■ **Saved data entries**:

--- --- ---

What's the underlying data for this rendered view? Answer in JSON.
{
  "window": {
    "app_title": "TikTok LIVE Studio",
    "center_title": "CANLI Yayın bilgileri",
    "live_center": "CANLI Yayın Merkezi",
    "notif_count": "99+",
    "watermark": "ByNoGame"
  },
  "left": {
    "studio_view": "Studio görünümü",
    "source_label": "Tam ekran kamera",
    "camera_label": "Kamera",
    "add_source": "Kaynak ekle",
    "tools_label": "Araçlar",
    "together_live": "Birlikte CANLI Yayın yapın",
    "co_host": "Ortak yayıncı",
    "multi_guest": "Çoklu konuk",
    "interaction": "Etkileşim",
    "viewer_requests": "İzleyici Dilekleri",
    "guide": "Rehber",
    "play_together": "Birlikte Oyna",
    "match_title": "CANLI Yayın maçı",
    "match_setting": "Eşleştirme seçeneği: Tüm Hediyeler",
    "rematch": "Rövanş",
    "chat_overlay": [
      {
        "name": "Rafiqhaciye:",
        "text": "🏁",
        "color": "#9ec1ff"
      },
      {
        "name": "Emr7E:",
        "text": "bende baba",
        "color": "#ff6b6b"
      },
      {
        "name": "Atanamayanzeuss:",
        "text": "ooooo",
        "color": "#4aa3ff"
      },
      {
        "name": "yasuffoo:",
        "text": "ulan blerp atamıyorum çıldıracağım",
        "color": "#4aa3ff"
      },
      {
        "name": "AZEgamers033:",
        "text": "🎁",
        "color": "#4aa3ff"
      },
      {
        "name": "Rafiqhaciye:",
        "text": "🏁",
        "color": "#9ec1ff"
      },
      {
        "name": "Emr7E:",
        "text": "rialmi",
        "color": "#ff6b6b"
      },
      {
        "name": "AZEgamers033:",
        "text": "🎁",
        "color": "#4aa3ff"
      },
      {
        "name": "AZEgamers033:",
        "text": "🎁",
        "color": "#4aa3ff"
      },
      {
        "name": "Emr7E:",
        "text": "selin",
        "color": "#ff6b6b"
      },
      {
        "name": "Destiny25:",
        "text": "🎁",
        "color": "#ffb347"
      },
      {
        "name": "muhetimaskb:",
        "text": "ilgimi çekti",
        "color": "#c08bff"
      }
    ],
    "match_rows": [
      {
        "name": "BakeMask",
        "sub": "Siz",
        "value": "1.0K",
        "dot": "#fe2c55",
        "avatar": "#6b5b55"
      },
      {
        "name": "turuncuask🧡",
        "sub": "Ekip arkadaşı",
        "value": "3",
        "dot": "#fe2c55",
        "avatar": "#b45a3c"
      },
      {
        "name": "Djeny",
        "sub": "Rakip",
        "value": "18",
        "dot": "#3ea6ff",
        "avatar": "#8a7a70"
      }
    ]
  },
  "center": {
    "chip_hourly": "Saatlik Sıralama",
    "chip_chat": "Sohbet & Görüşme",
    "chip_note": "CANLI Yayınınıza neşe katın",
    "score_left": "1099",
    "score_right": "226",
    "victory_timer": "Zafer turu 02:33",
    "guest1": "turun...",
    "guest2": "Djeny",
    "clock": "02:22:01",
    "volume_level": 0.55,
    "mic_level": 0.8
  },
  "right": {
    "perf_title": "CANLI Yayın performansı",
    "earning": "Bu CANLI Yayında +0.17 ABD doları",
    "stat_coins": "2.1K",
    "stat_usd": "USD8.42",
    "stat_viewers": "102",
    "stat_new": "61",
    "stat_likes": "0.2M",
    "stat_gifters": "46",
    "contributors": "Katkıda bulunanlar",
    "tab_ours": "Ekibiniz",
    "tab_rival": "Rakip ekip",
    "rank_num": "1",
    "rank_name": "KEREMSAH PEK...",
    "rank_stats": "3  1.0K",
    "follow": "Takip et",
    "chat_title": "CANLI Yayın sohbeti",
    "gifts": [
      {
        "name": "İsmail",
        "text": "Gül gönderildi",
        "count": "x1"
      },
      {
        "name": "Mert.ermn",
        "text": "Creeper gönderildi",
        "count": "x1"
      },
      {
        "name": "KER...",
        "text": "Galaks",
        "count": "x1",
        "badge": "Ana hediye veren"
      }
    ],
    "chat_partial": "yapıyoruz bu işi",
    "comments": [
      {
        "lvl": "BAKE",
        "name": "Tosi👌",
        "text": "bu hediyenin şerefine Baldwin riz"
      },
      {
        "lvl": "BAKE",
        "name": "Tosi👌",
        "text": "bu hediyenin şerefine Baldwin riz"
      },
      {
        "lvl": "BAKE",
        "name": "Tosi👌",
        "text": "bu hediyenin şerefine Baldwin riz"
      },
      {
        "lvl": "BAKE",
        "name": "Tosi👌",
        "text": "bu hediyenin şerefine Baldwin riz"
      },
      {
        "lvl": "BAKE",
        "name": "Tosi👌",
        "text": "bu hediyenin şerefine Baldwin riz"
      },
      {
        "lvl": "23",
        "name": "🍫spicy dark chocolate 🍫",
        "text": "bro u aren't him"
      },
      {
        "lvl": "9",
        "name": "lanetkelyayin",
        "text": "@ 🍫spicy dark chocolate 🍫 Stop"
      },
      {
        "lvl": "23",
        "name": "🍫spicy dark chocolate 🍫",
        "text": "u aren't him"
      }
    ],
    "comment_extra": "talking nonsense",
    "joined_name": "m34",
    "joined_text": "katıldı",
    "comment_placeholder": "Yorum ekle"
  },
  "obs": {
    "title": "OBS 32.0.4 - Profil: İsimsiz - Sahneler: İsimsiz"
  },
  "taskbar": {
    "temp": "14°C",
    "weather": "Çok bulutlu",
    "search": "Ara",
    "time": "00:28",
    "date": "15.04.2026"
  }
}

--- --- ---

■ **Aim**: Extract all lines from the data in which "CANLI" is found.

■ **Task response**:
    "center_title": "CANLI Yayın bilgileri",
    "live_center": "CANLI Yayın Merkezi",
    "together_live": "Birlikte CANLI Yayın yapın",
    "match_title": "CANLI Yayın maçı",
    "chip_note": "CANLI Yayınınıza neşe katın",
    "perf_title": "CANLI Yayın performansı",
    "earning": "Bu CANLI Yayında +0.17 ABD doları",
    "chat_title": "CANLI Yayın sohbeti",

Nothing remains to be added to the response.